== Given records

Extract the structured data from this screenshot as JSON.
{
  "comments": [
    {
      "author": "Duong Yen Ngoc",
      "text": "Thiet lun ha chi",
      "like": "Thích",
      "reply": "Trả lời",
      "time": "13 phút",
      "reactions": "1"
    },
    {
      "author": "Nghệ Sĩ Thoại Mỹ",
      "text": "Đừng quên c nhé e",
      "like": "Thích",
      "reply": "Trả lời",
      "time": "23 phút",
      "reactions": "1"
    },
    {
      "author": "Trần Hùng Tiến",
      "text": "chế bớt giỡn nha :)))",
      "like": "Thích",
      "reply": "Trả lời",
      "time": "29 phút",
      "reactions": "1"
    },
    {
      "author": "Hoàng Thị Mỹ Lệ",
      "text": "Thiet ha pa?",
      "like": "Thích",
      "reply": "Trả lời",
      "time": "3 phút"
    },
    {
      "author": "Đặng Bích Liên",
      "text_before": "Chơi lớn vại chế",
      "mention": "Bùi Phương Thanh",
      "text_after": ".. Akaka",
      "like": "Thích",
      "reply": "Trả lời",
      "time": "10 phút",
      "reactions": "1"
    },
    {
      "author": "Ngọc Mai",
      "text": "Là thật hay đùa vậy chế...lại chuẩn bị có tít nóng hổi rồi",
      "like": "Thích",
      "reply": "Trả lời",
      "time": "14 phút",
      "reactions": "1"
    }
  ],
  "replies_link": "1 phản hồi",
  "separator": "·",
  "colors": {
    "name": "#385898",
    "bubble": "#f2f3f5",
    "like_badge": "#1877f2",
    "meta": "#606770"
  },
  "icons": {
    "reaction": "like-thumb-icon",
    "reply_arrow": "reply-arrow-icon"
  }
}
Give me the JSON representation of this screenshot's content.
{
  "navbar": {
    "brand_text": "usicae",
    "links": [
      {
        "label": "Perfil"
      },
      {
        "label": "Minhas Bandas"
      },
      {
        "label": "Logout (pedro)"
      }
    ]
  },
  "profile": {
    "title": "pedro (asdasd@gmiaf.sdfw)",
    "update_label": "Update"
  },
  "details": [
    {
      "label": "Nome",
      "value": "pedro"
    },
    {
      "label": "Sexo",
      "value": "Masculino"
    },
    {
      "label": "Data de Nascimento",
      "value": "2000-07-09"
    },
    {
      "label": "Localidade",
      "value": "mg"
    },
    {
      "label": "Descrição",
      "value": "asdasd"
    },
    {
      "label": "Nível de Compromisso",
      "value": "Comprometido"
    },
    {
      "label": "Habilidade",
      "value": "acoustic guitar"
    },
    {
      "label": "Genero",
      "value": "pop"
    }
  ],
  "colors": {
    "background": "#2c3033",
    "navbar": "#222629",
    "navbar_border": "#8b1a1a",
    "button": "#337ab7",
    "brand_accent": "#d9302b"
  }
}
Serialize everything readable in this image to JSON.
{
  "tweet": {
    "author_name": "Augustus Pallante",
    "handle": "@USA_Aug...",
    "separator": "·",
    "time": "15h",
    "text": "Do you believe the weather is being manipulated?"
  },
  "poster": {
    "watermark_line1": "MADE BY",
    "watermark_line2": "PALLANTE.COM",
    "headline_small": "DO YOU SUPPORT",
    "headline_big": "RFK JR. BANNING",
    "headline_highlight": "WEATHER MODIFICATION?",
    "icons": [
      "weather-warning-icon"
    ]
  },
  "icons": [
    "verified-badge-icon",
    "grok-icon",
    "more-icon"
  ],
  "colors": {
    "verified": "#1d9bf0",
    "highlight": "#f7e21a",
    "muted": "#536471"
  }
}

====

Task brief — Only the number is wanted: count the lines of the records that hold the word "this".

Exercise response — 3